— BEGIN Material for this exercise —

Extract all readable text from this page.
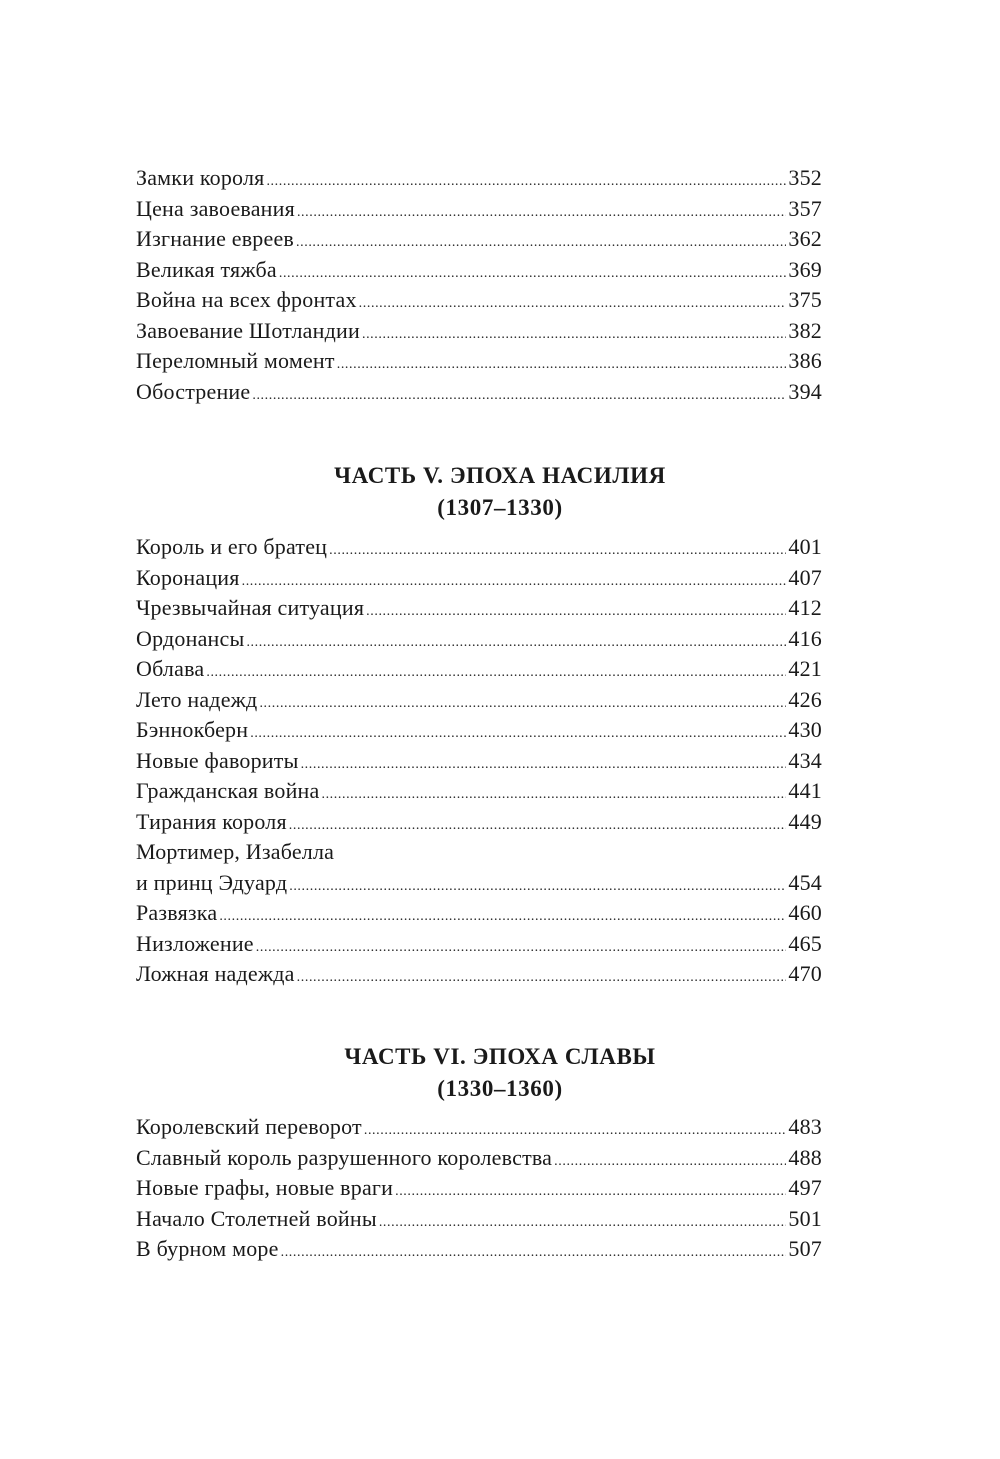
Замки короля .....	352
Цена завоевания .....	357
Изгнание евреев .....	362
Великая тяжба .....	369
Война на всех фронтах .....	375
Завоевание Шотландии .....	382
Переломный момент .....	386
Обострение .....	394
ЧАСТЬ V. ЭПОХА НАСИЛИЯ
(1307–1330)
Король и его братец .....	401
Коронация .....	407
Чрезвычайная ситуация .....	412
Ордонансы .....	416
Облава .....	421
Лето надежд .....	426
Бэннокберн .....	430
Новые фавориты .....	434
Гражданская война .....	441
Тирания короля .....	449
Мортимер, Изабелла
и принц Эдуард .....	454
Развязка .....	460
Низложение .....	465
Ложная надежда .....	470
ЧАСТЬ VI. ЭПОХА СЛАВЫ
(1330–1360)
Королевский переворот .....	483
Славный король разрушенного королевства .....	488
Новые графы, новые враги .....	497
Начало Столетней войны .....	501
В бурном море .....	507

— END Material for this exercise —

__Goal of the exercise__.
In the entries above, find every line holding the word "ЭПОХА" and copy it out.

__Answer for this exercise__.
ЧАСТЬ V. ЭПОХА НАСИЛИЯ
ЧАСТЬ VI. ЭПОХА СЛАВЫ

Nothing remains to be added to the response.